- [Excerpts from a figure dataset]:
● ● ● ●

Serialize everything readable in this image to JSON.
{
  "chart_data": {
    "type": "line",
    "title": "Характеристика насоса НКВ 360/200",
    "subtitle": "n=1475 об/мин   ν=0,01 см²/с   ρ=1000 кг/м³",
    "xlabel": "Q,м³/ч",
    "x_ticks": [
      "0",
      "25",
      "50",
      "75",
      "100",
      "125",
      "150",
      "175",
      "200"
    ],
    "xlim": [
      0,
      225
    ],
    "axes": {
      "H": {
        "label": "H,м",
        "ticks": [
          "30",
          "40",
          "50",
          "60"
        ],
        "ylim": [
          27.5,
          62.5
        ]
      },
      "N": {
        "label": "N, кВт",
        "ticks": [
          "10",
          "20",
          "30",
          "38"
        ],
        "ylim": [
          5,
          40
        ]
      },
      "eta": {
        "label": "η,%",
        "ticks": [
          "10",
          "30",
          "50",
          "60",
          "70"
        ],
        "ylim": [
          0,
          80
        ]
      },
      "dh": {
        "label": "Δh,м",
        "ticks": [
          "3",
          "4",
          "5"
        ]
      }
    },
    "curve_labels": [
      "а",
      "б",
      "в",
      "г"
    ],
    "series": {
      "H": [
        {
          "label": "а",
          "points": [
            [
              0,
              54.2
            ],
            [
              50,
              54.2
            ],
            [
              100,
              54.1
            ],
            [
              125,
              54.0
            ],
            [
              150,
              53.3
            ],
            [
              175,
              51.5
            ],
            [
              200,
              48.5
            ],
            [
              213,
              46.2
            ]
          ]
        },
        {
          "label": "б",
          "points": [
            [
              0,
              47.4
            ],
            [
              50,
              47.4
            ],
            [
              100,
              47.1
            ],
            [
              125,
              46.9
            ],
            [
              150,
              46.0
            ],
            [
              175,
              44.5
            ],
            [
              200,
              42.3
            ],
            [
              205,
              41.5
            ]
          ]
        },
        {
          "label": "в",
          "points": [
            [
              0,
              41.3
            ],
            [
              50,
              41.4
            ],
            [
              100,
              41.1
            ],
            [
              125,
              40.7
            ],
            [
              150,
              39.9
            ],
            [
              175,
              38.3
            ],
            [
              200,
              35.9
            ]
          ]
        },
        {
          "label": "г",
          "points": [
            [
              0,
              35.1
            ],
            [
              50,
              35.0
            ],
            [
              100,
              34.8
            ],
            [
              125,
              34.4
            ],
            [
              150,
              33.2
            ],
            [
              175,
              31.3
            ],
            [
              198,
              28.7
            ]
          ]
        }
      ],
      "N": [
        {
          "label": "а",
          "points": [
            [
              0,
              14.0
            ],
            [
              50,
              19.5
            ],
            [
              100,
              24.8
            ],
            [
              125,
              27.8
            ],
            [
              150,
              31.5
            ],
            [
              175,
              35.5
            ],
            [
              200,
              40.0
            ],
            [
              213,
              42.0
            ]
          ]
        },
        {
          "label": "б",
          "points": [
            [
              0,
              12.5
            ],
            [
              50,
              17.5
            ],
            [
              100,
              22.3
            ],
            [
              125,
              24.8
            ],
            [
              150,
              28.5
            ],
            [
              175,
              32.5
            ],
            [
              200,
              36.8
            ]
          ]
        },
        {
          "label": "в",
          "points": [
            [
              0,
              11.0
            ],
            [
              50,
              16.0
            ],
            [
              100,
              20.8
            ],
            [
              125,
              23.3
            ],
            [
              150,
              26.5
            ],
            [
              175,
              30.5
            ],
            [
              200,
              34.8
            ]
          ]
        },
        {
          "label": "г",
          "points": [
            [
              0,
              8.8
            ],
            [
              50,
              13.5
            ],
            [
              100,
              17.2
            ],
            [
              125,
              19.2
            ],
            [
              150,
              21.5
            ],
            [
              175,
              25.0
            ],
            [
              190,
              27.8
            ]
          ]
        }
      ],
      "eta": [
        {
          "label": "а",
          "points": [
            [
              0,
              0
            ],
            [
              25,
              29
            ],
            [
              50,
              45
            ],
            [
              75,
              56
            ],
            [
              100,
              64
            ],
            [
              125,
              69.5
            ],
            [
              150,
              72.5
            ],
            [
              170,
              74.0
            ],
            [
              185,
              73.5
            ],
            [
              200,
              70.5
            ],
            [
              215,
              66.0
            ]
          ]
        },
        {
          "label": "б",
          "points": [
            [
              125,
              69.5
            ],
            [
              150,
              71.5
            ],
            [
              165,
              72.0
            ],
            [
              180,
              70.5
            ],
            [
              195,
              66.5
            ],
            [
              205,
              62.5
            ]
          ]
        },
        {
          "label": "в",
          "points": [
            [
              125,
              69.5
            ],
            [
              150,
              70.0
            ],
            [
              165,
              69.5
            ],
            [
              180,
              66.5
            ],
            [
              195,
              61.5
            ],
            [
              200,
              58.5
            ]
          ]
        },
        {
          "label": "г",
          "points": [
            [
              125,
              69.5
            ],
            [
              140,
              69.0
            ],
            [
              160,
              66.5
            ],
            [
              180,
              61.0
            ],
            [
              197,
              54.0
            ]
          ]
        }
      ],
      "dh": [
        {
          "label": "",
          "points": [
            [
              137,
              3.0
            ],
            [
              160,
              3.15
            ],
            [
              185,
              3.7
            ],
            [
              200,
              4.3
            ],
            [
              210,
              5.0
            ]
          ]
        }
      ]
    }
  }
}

● ● ● ●

Write out every record verbatim.

- [Complete response]:
Serialize everything readable in this image to JSON.
{
  "chart_data": {
    "type": "line",
    "title": "Характеристика насоса НКВ 360/200",
    "subtitle": "n=1475 об/мин   ν=0,01 см²/с   ρ=1000 кг/м³",
    "xlabel": "Q,м³/ч",
    "x_ticks": [
      "0",
      "25",
      "50",
      "75",
      "100",
      "125",
      "150",
      "175",
      "200"
    ],
    "xlim": [
      0,
      225
    ],
    "axes": {
      "H": {
        "label": "H,м",
        "ticks": [
          "30",
          "40",
          "50",
          "60"
        ],
        "ylim": [
          27.5,
          62.5
        ]
      },
      "N": {
        "label": "N, кВт",
        "ticks": [
          "10",
          "20",
          "30",
          "38"
        ],
        "ylim": [
          5,
          40
        ]
      },
      "eta": {
        "label": "η,%",
        "ticks": [
          "10",
          "30",
          "50",
          "60",
          "70"
        ],
        "ylim": [
          0,
          80
        ]
      },
      "dh": {
        "label": "Δh,м",
        "ticks": [
          "3",
          "4",
          "5"
        ]
      }
    },
    "curve_labels": [
      "а",
      "б",
      "в",
      "г"
    ],
    "series": {
      "H": [
        {
          "label": "а",
          "points": [
            [
              0,
              54.2
            ],
            [
              50,
              54.2
            ],
            [
              100,
              54.1
            ],
            [
              125,
              54.0
            ],
            [
              150,
              53.3
            ],
            [
              175,
              51.5
            ],
            [
              200,
              48.5
            ],
            [
              213,
              46.2
            ]
          ]
        },
        {
          "label": "б",
          "points": [
            [
              0,
              47.4
            ],
            [
              50,
              47.4
            ],
            [
              100,
              47.1
            ],
            [
              125,
              46.9
            ],
            [
              150,
              46.0
            ],
            [
              175,
              44.5
            ],
            [
              200,
              42.3
            ],
            [
              205,
              41.5
            ]
          ]
        },
        {
          "label": "в",
          "points": [
            [
              0,
              41.3
            ],
            [
              50,
              41.4
            ],
            [
              100,
              41.1
            ],
            [
              125,
              40.7
            ],
            [
              150,
              39.9
            ],
            [
              175,
              38.3
            ],
            [
              200,
              35.9
            ]
          ]
        },
        {
          "label": "г",
          "points": [
            [
              0,
              35.1
            ],
            [
              50,
              35.0
            ],
            [
              100,
              34.8
            ],
            [
              125,
              34.4
            ],
            [
              150,
              33.2
            ],
            [
              175,
              31.3
            ],
            [
              198,
              28.7
            ]
          ]
        }
      ],
      "N": [
        {
          "label": "а",
          "points": [
            [
              0,
              14.0
            ],
            [
              50,
              19.5
            ],
            [
              100,
              24.8
            ],
            [
              125,
              27.8
            ],
            [
              150,
              31.5
            ],
            [
              175,
              35.5
            ],
            [
              200,
              40.0
            ],
            [
              213,
              42.0
            ]
          ]
        },
        {
          "label": "б",
          "points": [
            [
              0,
              12.5
            ],
            [
              50,
              17.5
            ],
            [
              100,
              22.3
            ],
            [
              125,
              24.8
            ],
            [
              150,
              28.5
            ],
            [
              175,
              32.5
            ],
            [
              200,
              36.8
            ]
          ]
        },
        {
          "label": "в",
          "points": [
            [
              0,
              11.0
            ],
            [
              50,
              16.0
            ],
            [
              100,
              20.8
            ],
            [
              125,
              23.3
            ],
            [
              150,
              26.5
            ],
            [
              175,
              30.5
            ],
            [
              200,
              34.8
            ]
          ]
        },
        {
          "label": "г",
          "points": [
            [
              0,
              8.8
            ],
            [
              50,
              13.5
            ],
            [
              100,
              17.2
            ],
            [
              125,
              19.2
            ],
            [
              150,
              21.5
            ],
            [
              175,
              25.0
            ],
            [
              190,
              27.8
            ]
          ]
        }
      ],
      "eta": [
        {
          "label": "а",
          "points": [
            [
              0,
              0
            ],
            [
              25,
              29
            ],
            [
              50,
              45
            ],
            [
              75,
              56
            ],
            [
              100,
              64
            ],
            [
              125,
              69.5
            ],
            [
              150,
              72.5
            ],
            [
              170,
              74.0
            ],
            [
              185,
              73.5
            ],
            [
              200,
              70.5
            ],
            [
              215,
              66.0
            ]
          ]
        },
        {
          "label": "б",
          "points": [
            [
              125,
              69.5
            ],
            [
              150,
              71.5
            ],
            [
              165,
              72.0
            ],
            [
              180,
              70.5
            ],
            [
              195,
              66.5
            ],
            [
              205,
              62.5
            ]
          ]
        },
        {
          "label": "в",
          "points": [
            [
              125,
              69.5
            ],
            [
              150,
              70.0
            ],
            [
              165,
              69.5
            ],
            [
              180,
              66.5
            ],
            [
              195,
              61.5
            ],
            [
              200,
              58.5
            ]
          ]
        },
        {
          "label": "г",
          "points": [
            [
              125,
              69.5
            ],
            [
              140,
              69.0
            ],
            [
              160,
              66.5
            ],
            [
              180,
              61.0
            ],
            [
              197,
              54.0
            ]
          ]
        }
      ],
      "dh": [
        {
          "label": "",
          "points": [
            [
              137,
              3.0
            ],
            [
              160,
              3.15
            ],
            [
              185,
              3.7
            ],
            [
              200,
              4.3
            ],
            [
              210,
              5.0
            ]
          ]
        }
      ]
    }
  }
}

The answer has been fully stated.